Data provided:
######

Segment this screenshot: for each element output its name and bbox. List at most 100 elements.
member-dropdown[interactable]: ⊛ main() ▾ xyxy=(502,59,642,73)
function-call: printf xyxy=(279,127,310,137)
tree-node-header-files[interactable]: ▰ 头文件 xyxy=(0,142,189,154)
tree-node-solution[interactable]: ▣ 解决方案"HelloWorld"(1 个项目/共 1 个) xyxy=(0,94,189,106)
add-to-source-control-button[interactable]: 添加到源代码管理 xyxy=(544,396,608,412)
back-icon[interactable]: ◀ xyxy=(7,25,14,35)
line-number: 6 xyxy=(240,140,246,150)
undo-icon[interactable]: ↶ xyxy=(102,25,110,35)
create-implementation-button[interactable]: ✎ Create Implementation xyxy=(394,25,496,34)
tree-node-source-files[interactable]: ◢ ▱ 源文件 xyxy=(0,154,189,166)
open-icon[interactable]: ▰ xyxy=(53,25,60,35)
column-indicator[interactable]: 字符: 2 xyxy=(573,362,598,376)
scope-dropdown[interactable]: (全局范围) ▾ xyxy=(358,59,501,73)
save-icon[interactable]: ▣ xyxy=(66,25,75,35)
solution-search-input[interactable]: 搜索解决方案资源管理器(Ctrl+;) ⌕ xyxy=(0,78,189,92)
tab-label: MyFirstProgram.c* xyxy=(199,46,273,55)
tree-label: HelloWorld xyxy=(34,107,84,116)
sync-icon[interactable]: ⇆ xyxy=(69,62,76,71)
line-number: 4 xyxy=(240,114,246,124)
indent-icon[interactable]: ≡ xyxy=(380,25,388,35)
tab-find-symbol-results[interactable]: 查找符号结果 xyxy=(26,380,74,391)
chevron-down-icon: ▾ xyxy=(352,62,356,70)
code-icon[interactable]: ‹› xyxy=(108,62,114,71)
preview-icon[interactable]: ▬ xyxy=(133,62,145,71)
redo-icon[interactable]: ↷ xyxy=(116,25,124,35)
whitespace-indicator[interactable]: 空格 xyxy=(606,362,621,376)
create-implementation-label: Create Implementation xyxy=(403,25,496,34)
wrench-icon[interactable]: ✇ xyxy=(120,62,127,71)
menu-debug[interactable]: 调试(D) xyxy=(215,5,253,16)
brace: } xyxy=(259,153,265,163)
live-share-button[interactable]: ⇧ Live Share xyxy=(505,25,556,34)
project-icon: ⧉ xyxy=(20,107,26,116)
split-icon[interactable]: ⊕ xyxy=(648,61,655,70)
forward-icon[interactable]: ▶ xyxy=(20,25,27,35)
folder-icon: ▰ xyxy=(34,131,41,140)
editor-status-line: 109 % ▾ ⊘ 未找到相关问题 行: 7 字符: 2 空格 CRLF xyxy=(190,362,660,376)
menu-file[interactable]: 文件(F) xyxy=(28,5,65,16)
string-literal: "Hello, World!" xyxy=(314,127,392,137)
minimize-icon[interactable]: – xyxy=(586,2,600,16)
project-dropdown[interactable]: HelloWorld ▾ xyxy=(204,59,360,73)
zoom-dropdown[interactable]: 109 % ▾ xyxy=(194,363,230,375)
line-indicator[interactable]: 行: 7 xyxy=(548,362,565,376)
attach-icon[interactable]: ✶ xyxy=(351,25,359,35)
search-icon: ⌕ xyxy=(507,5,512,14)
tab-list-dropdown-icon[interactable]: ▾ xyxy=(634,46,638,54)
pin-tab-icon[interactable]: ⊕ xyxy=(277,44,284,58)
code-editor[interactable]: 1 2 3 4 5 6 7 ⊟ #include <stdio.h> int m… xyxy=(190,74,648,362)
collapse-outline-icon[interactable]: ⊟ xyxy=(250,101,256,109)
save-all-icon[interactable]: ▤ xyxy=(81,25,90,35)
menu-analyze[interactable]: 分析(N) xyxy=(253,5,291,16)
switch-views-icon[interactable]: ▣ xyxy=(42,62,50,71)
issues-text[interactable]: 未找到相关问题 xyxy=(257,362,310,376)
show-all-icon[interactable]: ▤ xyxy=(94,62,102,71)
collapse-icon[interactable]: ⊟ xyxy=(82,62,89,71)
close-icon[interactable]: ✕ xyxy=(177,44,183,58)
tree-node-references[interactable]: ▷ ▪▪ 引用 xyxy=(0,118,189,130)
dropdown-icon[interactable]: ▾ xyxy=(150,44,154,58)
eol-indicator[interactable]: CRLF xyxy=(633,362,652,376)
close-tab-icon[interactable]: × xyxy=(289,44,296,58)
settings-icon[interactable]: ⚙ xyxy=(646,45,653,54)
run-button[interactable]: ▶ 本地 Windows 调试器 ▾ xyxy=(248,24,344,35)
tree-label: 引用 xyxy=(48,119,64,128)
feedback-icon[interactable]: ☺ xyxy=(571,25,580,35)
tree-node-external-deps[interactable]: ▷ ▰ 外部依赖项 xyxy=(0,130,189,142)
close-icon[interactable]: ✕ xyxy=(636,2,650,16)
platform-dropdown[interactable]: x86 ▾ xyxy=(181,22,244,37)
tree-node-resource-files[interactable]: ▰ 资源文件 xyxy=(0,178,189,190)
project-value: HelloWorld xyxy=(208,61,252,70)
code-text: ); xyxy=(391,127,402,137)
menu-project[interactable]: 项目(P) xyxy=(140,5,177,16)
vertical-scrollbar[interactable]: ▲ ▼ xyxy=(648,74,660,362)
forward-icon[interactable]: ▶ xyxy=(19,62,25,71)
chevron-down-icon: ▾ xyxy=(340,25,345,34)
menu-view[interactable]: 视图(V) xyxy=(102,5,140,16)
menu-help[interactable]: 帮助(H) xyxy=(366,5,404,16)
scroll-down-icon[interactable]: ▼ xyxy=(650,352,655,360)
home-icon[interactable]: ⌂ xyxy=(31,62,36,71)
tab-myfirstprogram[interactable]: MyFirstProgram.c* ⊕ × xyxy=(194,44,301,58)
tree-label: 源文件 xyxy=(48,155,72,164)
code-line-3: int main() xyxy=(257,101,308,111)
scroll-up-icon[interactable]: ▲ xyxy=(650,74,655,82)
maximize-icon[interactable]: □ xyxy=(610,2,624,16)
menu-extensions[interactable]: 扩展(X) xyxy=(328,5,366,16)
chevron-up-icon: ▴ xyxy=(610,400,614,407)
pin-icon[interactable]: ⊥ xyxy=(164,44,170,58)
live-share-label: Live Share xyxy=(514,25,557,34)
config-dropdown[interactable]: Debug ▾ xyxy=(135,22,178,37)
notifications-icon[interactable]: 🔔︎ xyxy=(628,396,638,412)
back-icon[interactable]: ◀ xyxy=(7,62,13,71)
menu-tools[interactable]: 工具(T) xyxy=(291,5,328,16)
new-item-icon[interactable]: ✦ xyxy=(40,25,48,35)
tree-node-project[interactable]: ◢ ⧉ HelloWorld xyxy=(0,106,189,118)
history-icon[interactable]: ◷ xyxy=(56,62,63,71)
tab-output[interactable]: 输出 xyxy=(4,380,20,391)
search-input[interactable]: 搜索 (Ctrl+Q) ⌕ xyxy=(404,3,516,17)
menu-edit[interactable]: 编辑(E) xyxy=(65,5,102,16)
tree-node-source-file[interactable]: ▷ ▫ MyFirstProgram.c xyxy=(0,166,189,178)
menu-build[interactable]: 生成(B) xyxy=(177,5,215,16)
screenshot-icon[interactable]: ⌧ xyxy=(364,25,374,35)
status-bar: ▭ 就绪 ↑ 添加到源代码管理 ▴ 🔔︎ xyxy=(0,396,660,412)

######

The problem: Reproduce every line of the records above verbatim, from the first block to the last, changing nothing.

Response to the exercise:
Segment this screenshot: for each element output its name and bbox. List at most 100 elements.
member-dropdown[interactable]: ⊛ main() ▾ xyxy=(502,59,642,73)
function-call: printf xyxy=(279,127,310,137)
tree-node-header-files[interactable]: ▰ 头文件 xyxy=(0,142,189,154)
tree-node-solution[interactable]: ▣ 解决方案"HelloWorld"(1 个项目/共 1 个) xyxy=(0,94,189,106)
add-to-source-control-button[interactable]: 添加到源代码管理 xyxy=(544,396,608,412)
back-icon[interactable]: ◀ xyxy=(7,25,14,35)
line-number: 6 xyxy=(240,140,246,150)
undo-icon[interactable]: ↶ xyxy=(102,25,110,35)
create-implementation-button[interactable]: ✎ Create Implementation xyxy=(394,25,496,34)
tree-node-source-files[interactable]: ◢ ▱ 源文件 xyxy=(0,154,189,166)
open-icon[interactable]: ▰ xyxy=(53,25,60,35)
column-indicator[interactable]: 字符: 2 xyxy=(573,362,598,376)
scope-dropdown[interactable]: (全局范围) ▾ xyxy=(358,59,501,73)
save-icon[interactable]: ▣ xyxy=(66,25,75,35)
solution-search-input[interactable]: 搜索解决方案资源管理器(Ctrl+;) ⌕ xyxy=(0,78,189,92)
tab-label: MyFirstProgram.c* xyxy=(199,46,273,55)
tree-label: HelloWorld xyxy=(34,107,84,116)
sync-icon[interactable]: ⇆ xyxy=(69,62,76,71)
line-number: 4 xyxy=(240,114,246,124)
indent-icon[interactable]: ≡ xyxy=(380,25,388,35)
tab-find-symbol-results[interactable]: 查找符号结果 xyxy=(26,380,74,391)
chevron-down-icon: ▾ xyxy=(352,62,356,70)
code-icon[interactable]: ‹› xyxy=(108,62,114,71)
preview-icon[interactable]: ▬ xyxy=(133,62,145,71)
redo-icon[interactable]: ↷ xyxy=(116,25,124,35)
whitespace-indicator[interactable]: 空格 xyxy=(606,362,621,376)
create-implementation-label: Create Implementation xyxy=(403,25,496,34)
wrench-icon[interactable]: ✇ xyxy=(120,62,127,71)
menu-debug[interactable]: 调试(D) xyxy=(215,5,253,16)
brace: } xyxy=(259,153,265,163)
live-share-button[interactable]: ⇧ Live Share xyxy=(505,25,556,34)
project-icon: ⧉ xyxy=(20,107,26,116)
split-icon[interactable]: ⊕ xyxy=(648,61,655,70)
forward-icon[interactable]: ▶ xyxy=(20,25,27,35)
folder-icon: ▰ xyxy=(34,131,41,140)
editor-status-line: 109 % ▾ ⊘ 未找到相关问题 行: 7 字符: 2 空格 CRLF xyxy=(190,362,660,376)
menu-file[interactable]: 文件(F) xyxy=(28,5,65,16)
string-literal: "Hello, World!" xyxy=(314,127,392,137)
minimize-icon[interactable]: – xyxy=(586,2,600,16)
project-dropdown[interactable]: HelloWorld ▾ xyxy=(204,59,360,73)
zoom-dropdown[interactable]: 109 % ▾ xyxy=(194,363,230,375)
line-indicator[interactable]: 行: 7 xyxy=(548,362,565,376)
attach-icon[interactable]: ✶ xyxy=(351,25,359,35)
search-icon: ⌕ xyxy=(507,5,512,14)
tab-list-dropdown-icon[interactable]: ▾ xyxy=(634,46,638,54)
pin-tab-icon[interactable]: ⊕ xyxy=(277,44,284,58)
code-editor[interactable]: 1 2 3 4 5 6 7 ⊟ #include <stdio.h> int m… xyxy=(190,74,648,362)
collapse-outline-icon[interactable]: ⊟ xyxy=(250,101,256,109)
save-all-icon[interactable]: ▤ xyxy=(81,25,90,35)
menu-analyze[interactable]: 分析(N) xyxy=(253,5,291,16)
switch-views-icon[interactable]: ▣ xyxy=(42,62,50,71)
issues-text[interactable]: 未找到相关问题 xyxy=(257,362,310,376)
show-all-icon[interactable]: ▤ xyxy=(94,62,102,71)
collapse-icon[interactable]: ⊟ xyxy=(82,62,89,71)
close-icon[interactable]: ✕ xyxy=(177,44,183,58)
tree-node-references[interactable]: ▷ ▪▪ 引用 xyxy=(0,118,189,130)
dropdown-icon[interactable]: ▾ xyxy=(150,44,154,58)
eol-indicator[interactable]: CRLF xyxy=(633,362,652,376)
close-tab-icon[interactable]: × xyxy=(289,44,296,58)
settings-icon[interactable]: ⚙ xyxy=(646,45,653,54)
run-button[interactable]: ▶ 本地 Windows 调试器 ▾ xyxy=(248,24,344,35)
tree-label: 引用 xyxy=(48,119,64,128)
feedback-icon[interactable]: ☺ xyxy=(571,25,580,35)
tree-node-external-deps[interactable]: ▷ ▰ 外部依赖项 xyxy=(0,130,189,142)
close-icon[interactable]: ✕ xyxy=(636,2,650,16)
platform-dropdown[interactable]: x86 ▾ xyxy=(181,22,244,37)
tree-node-resource-files[interactable]: ▰ 资源文件 xyxy=(0,178,189,190)
project-value: HelloWorld xyxy=(208,61,252,70)
code-text: ); xyxy=(391,127,402,137)
menu-project[interactable]: 项目(P) xyxy=(140,5,177,16)
vertical-scrollbar[interactable]: ▲ ▼ xyxy=(648,74,660,362)
forward-icon[interactable]: ▶ xyxy=(19,62,25,71)
chevron-down-icon: ▾ xyxy=(340,25,345,34)
menu-view[interactable]: 视图(V) xyxy=(102,5,140,16)
menu-help[interactable]: 帮助(H) xyxy=(366,5,404,16)
scroll-down-icon[interactable]: ▼ xyxy=(650,352,655,360)
home-icon[interactable]: ⌂ xyxy=(31,62,36,71)
tab-myfirstprogram[interactable]: MyFirstProgram.c* ⊕ × xyxy=(194,44,301,58)
tree-label: 源文件 xyxy=(48,155,72,164)
code-line-3: int main() xyxy=(257,101,308,111)
scroll-up-icon[interactable]: ▲ xyxy=(650,74,655,82)
maximize-icon[interactable]: □ xyxy=(610,2,624,16)
menu-extensions[interactable]: 扩展(X) xyxy=(328,5,366,16)
chevron-up-icon: ▴ xyxy=(610,400,614,407)
pin-icon[interactable]: ⊥ xyxy=(164,44,170,58)
live-share-label: Live Share xyxy=(514,25,557,34)
config-dropdown[interactable]: Debug ▾ xyxy=(135,22,178,37)
notifications-icon[interactable]: 🔔︎ xyxy=(628,396,638,412)
back-icon[interactable]: ◀ xyxy=(7,62,13,71)
menu-tools[interactable]: 工具(T) xyxy=(291,5,328,16)
new-item-icon[interactable]: ✦ xyxy=(40,25,48,35)
tree-node-project[interactable]: ◢ ⧉ HelloWorld xyxy=(0,106,189,118)
history-icon[interactable]: ◷ xyxy=(56,62,63,71)
tab-output[interactable]: 输出 xyxy=(4,380,20,391)
search-input[interactable]: 搜索 (Ctrl+Q) ⌕ xyxy=(404,3,516,17)
menu-edit[interactable]: 编辑(E) xyxy=(65,5,102,16)
tree-node-source-file[interactable]: ▷ ▫ MyFirstProgram.c xyxy=(0,166,189,178)
menu-build[interactable]: 生成(B) xyxy=(177,5,215,16)
screenshot-icon[interactable]: ⌧ xyxy=(364,25,374,35)
status-bar: ▭ 就绪 ↑ 添加到源代码管理 ▴ 🔔︎ xyxy=(0,396,660,412)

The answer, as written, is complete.